_Information provided_:
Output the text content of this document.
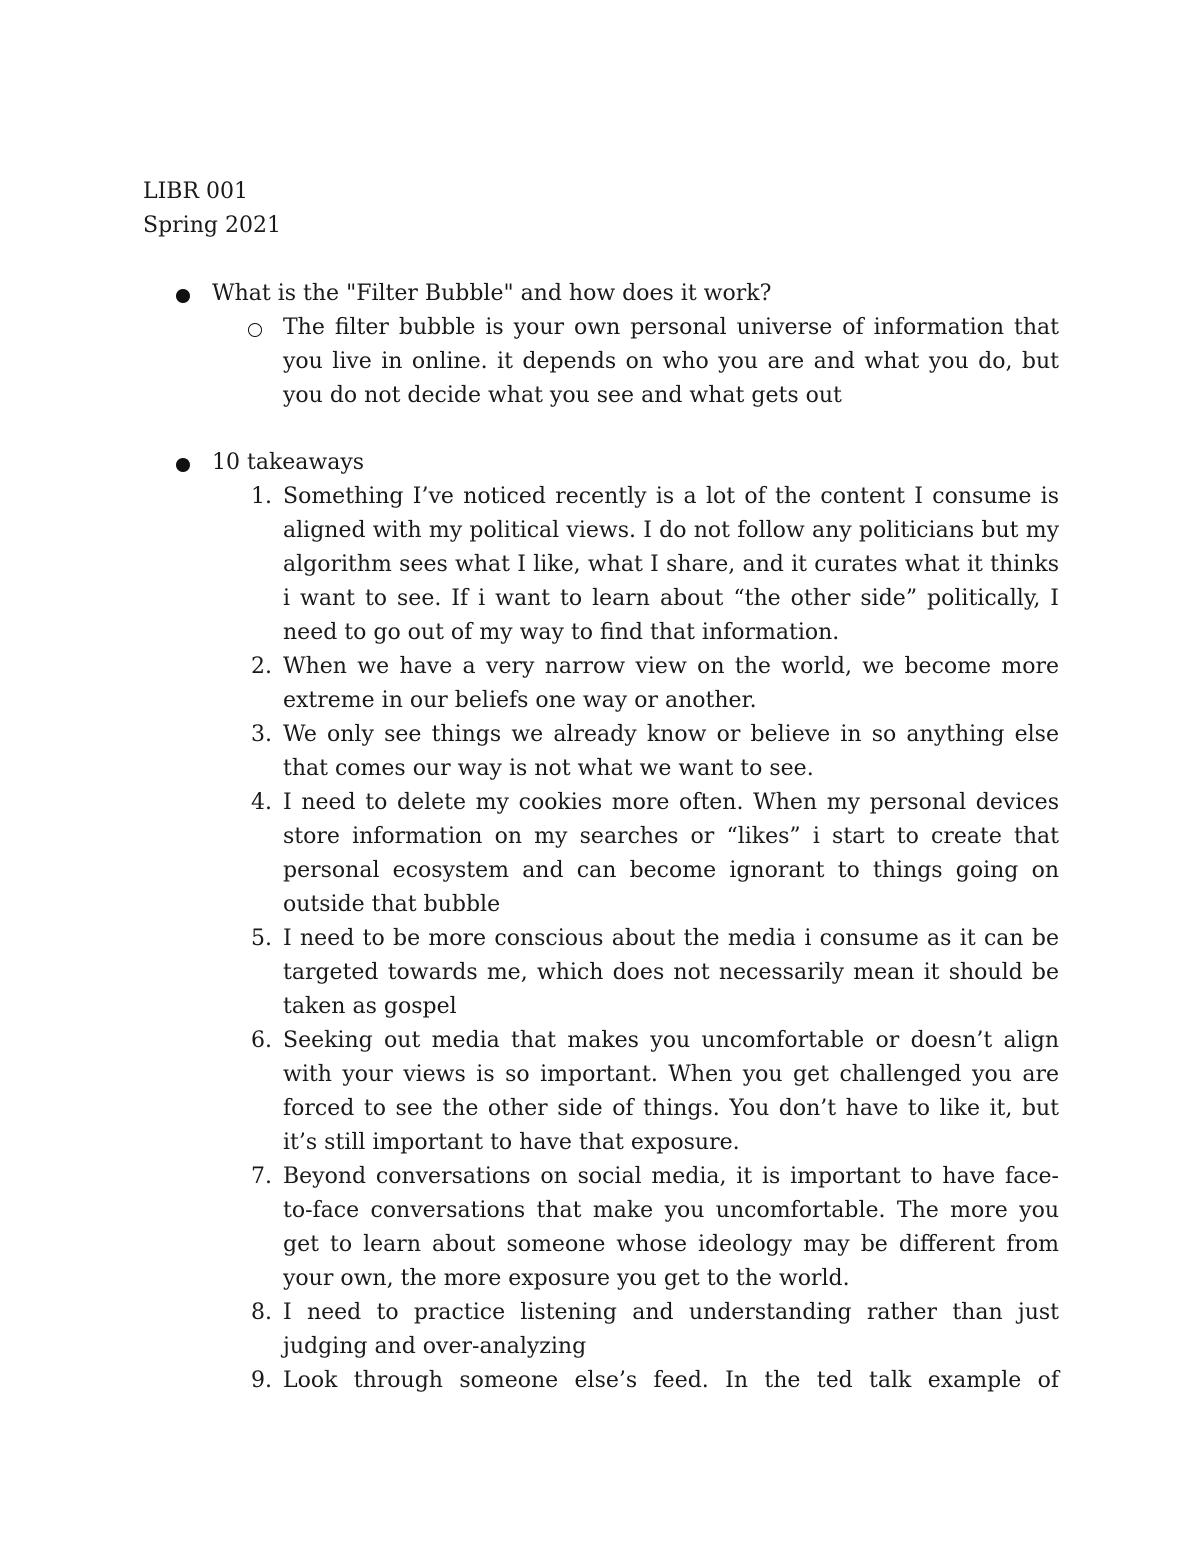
LIBR 001
Spring 2021
What is the "Filter Bubble" and how does it work?
The filter bubble is your own personal universe of information that you live in online. it depends on who you are and what you do, but you do not decide what you see and what gets out
10 takeaways
1. Something I’ve noticed recently is a lot of the content I consume is aligned with my political views. I do not follow any politicians but my algorithm sees what I like, what I share, and it curates what it thinks i want to see. If i want to learn about “the other side” politically, I need to go out of my way to find that information.
2. When we have a very narrow view on the world, we become more extreme in our beliefs one way or another.
3. We only see things we already know or believe in so anything else that comes our way is not what we want to see.
4. I need to delete my cookies more often. When my personal devices store information on my searches or “likes” i start to create that personal ecosystem and can become ignorant to things going on outside that bubble
5. I need to be more conscious about the media i consume as it can be targeted towards me, which does not necessarily mean it should be taken as gospel
6. Seeking out media that makes you uncomfortable or doesn’t align with your views is so important. When you get challenged you are forced to see the other side of things. You don’t have to like it, but it’s still important to have that exposure.
7. Beyond conversations on social media, it is important to have face-to-face conversations that make you uncomfortable. The more you get to learn about someone whose ideology may be different from your own, the more exposure you get to the world.
8. I need to practice listening and understanding rather than just judging and over-analyzing
9. Look through someone else’s feed. In the ted talk example of
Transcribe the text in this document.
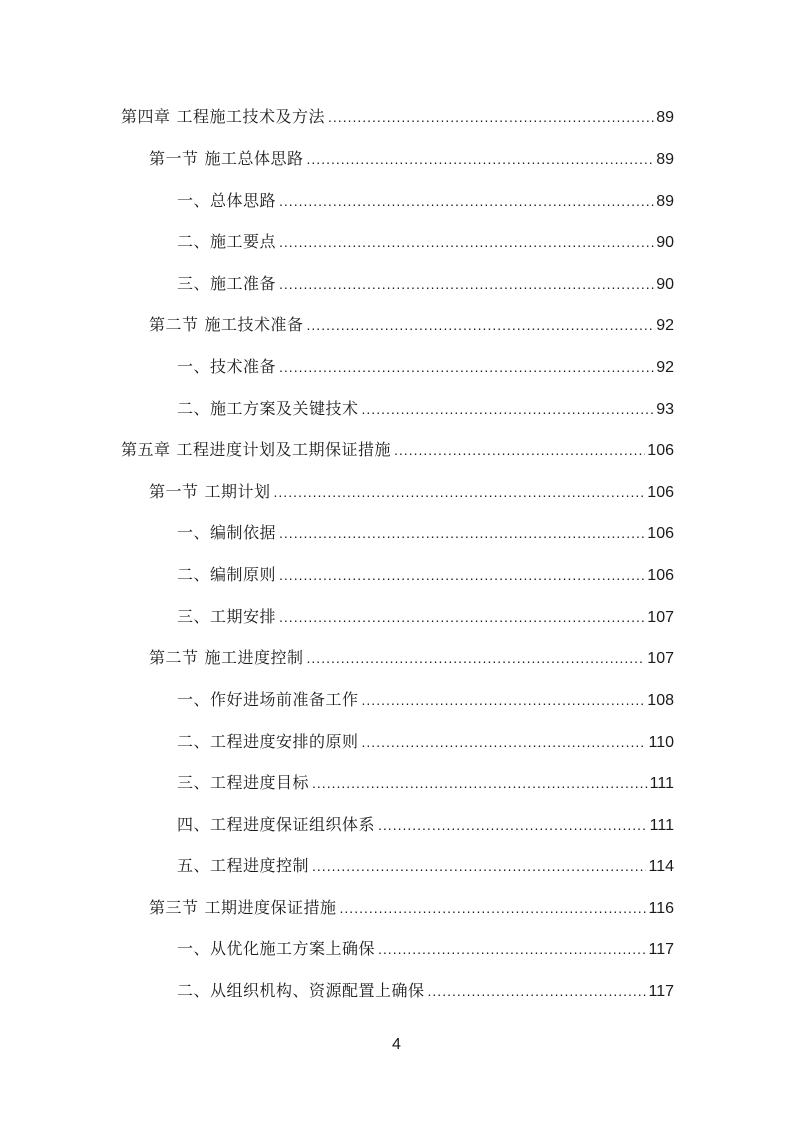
第四章 工程施工技术及方法 .....	89
第一节 施工总体思路 .....	89
一、总体思路 .....	89
二、施工要点 .....	90
三、施工准备 .....	90
第二节 施工技术准备 .....	92
一、技术准备 .....	92
二、施工方案及关键技术 .....	93
第五章 工程进度计划及工期保证措施 .....	106
第一节 工期计划 .....	106
一、编制依据 .....	106
二、编制原则 .....	106
三、工期安排 .....	107
第二节 施工进度控制 .....	107
一、作好进场前准备工作 .....	108
二、工程进度安排的原则 .....	110
三、工程进度目标 .....	111
四、工程进度保证组织体系 .....	111
五、工程进度控制 .....	114
第三节 工期进度保证措施 .....	116
一、从优化施工方案上确保 .....	117
二、从组织机构、资源配置上确保 .....	117
4
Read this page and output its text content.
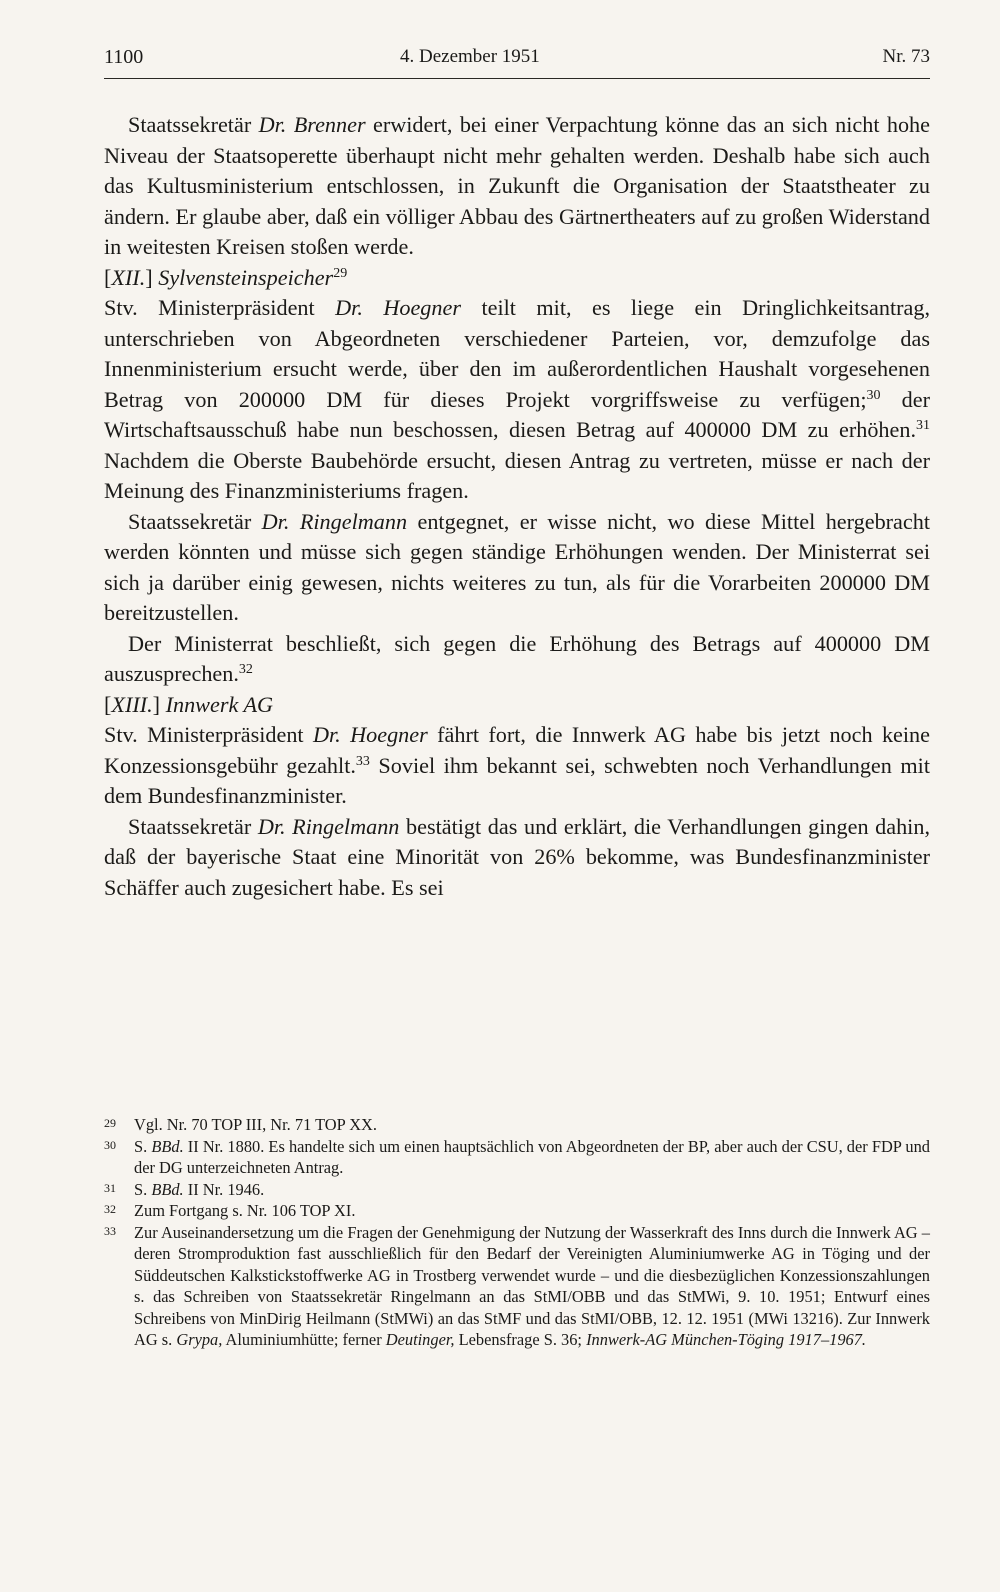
1100	4. Dezember 1951	Nr. 73

Staatssekretär Dr. Brenner erwidert, bei einer Verpachtung könne das an sich nicht hohe Niveau der Staatsoperette überhaupt nicht mehr gehalten werden. Deshalb habe sich auch das Kultusministerium entschlossen, in Zukunft die Organisation der Staatstheater zu ändern. Er glaube aber, daß ein völliger Abbau des Gärtnertheaters auf zu großen Widerstand in weitesten Kreisen stoßen werde.

[XII.] Sylvensteinspeicher$^{29}$

Stv. Ministerpräsident Dr. Hoegner teilt mit, es liege ein Dringlichkeitsantrag, unterschrieben von Abgeordneten verschiedener Parteien, vor, demzufolge das Innenministerium ersucht werde, über den im außerordentlichen Haushalt vorgesehenen Betrag von 200000 DM für dieses Projekt vorgriffsweise zu verfügen;$^{30}$ der Wirtschaftsausschuß habe nun beschossen, diesen Betrag auf 400000 DM zu erhöhen.$^{31}$ Nachdem die Oberste Baubehörde ersucht, diesen Antrag zu vertreten, müsse er nach der Meinung des Finanzministeriums fragen.

Staatssekretär Dr. Ringelmann entgegnet, er wisse nicht, wo diese Mittel hergebracht werden könnten und müsse sich gegen ständige Erhöhungen wenden. Der Ministerrat sei sich ja darüber einig gewesen, nichts weiteres zu tun, als für die Vorarbeiten 200000 DM bereitzustellen.

Der Ministerrat beschließt, sich gegen die Erhöhung des Betrags auf 400000 DM auszusprechen.$^{32}$

[XIII.] Innwerk AG

Stv. Ministerpräsident Dr. Hoegner fährt fort, die Innwerk AG habe bis jetzt noch keine Konzessionsgebühr gezahlt.$^{33}$ Soviel ihm bekannt sei, schwebten noch Verhandlungen mit dem Bundesfinanzminister.

Staatssekretär Dr. Ringelmann bestätigt das und erklärt, die Verhandlungen gingen dahin, daß der bayerische Staat eine Minorität von 26% bekomme, was Bundesfinanzminister Schäffer auch zugesichert habe. Es sei

29 Vgl. Nr. 70 TOP III, Nr. 71 TOP XX.

30 S. BBd. II Nr. 1880. Es handelte sich um einen hauptsächlich von Abgeordneten der BP, aber auch der CSU, der FDP und der DG unterzeichneten Antrag.

31 S. BBd. II Nr. 1946.

32 Zum Fortgang s. Nr. 106 TOP XI.

33 Zur Auseinandersetzung um die Fragen der Genehmigung der Nutzung der Wasserkraft des Inns durch die Innwerk AG – deren Stromproduktion fast ausschließlich für den Bedarf der Vereinigten Aluminiumwerke AG in Töging und der Süddeutschen Kalkstickstoffwerke AG in Trostberg verwendet wurde – und die diesbezüglichen Konzessionszahlungen s. das Schreiben von Staatssekretär Ringelmann an das StMI/OBB und das StMWi, 9. 10. 1951; Entwurf eines Schreibens von MinDirig Heilmann (StMWi) an das StMF und das StMI/OBB, 12. 12. 1951 (MWi 13216). Zur Innwerk AG s. Grypa, Aluminiumhütte; ferner Deutinger, Lebensfrage S. 36; Innwerk-AG München-Töging 1917–1967.
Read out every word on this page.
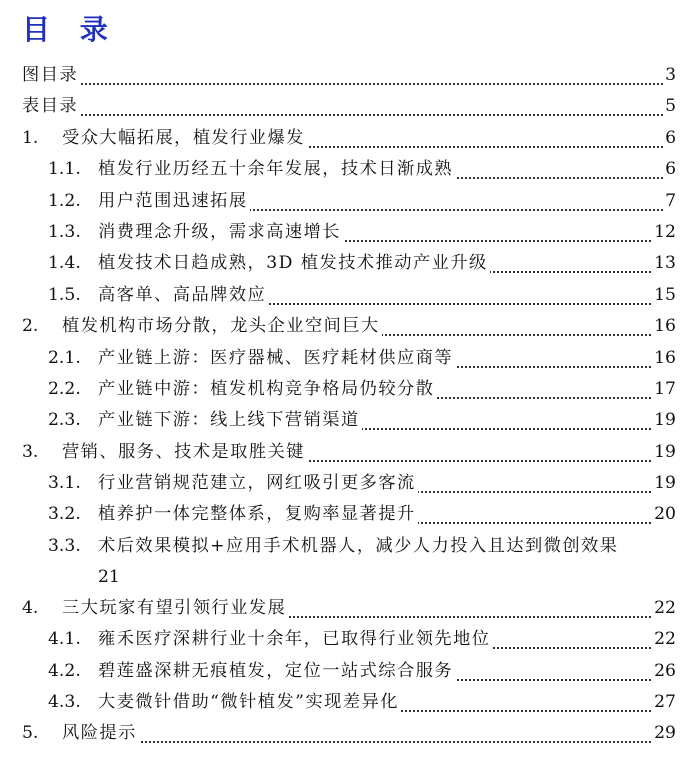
目 录
图目录	3
表目录	5
1. 受众大幅拓展，植发行业爆发	6
1.1. 植发行业历经五十余年发展，技术日渐成熟	6
1.2. 用户范围迅速拓展	7
1.3. 消费理念升级，需求高速增长	12
1.4. 植发技术日趋成熟，3D 植发技术推动产业升级	13
1.5. 高客单、高品牌效应	15
2. 植发机构市场分散，龙头企业空间巨大	16
2.1. 产业链上游：医疗器械、医疗耗材供应商等	16
2.2. 产业链中游：植发机构竞争格局仍较分散	17
2.3. 产业链下游：线上线下营销渠道	19
3. 营销、服务、技术是取胜关键	19
3.1. 行业营销规范建立，网红吸引更多客流	19
3.2. 植养护一体完整体系，复购率显著提升	20
3.3. 术后效果模拟+应用手术机器人，减少人力投入且达到微创效果
21
4. 三大玩家有望引领行业发展	22
4.1. 雍禾医疗深耕行业十余年，已取得行业领先地位	22
4.2. 碧莲盛深耕无痕植发，定位一站式综合服务	26
4.3. 大麦微针借助“微针植发”实现差异化	27
5. 风险提示	29
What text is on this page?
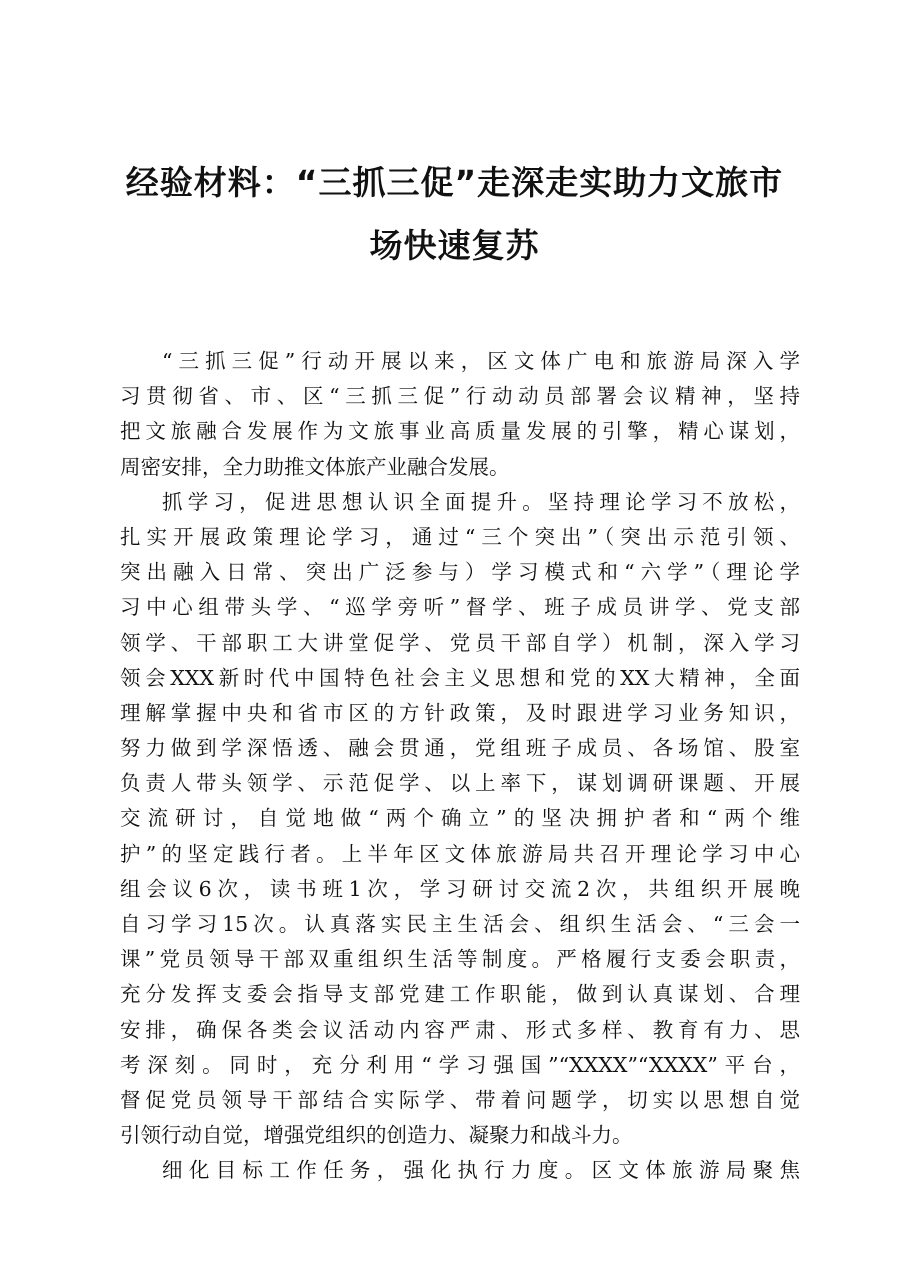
经验材料：“三抓三促”走深走实助力文旅市
场快速复苏
“三抓三促”行动开展以来，区文体广电和旅游局深入学
习贯彻省、市、区“三抓三促”行动动员部署会议精神，坚持
把文旅融合发展作为文旅事业高质量发展的引擎，精心谋划，
周密安排，全力助推文体旅产业融合发展。
抓学习，促进思想认识全面提升。坚持理论学习不放松，
扎实开展政策理论学习，通过“三个突出”（突出示范引领、
突出融入日常、突出广泛参与）学习模式和“六学”（理论学
习中心组带头学、“巡学旁听”督学、班子成员讲学、党支部
领学、干部职工大讲堂促学、党员干部自学）机制，深入学习
领会XXX新时代中国特色社会主义思想和党的XX大精神，全面
理解掌握中央和省市区的方针政策，及时跟进学习业务知识，
努力做到学深悟透、融会贯通，党组班子成员、各场馆、股室
负责人带头领学、示范促学、以上率下，谋划调研课题、开展
交流研讨，自觉地做“两个确立”的坚决拥护者和“两个维
护”的坚定践行者。上半年区文体旅游局共召开理论学习中心
组会议6次，读书班1次，学习研讨交流2次，共组织开展晚
自习学习15次。认真落实民主生活会、组织生活会、“三会一
课”党员领导干部双重组织生活等制度。严格履行支委会职责，
充分发挥支委会指导支部党建工作职能，做到认真谋划、合理
安排，确保各类会议活动内容严肃、形式多样、教育有力、思
考深刻。同时，充分利用“学习强国”“XXXX”“XXXX”平台，
督促党员领导干部结合实际学、带着问题学，切实以思想自觉
引领行动自觉，增强党组织的创造力、凝聚力和战斗力。
细化目标工作任务，强化执行力度。区文体旅游局聚焦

_Exercise requirements_: Work out how many lines in the records above contain the word "else", and give only that number.

_Correct response_: 2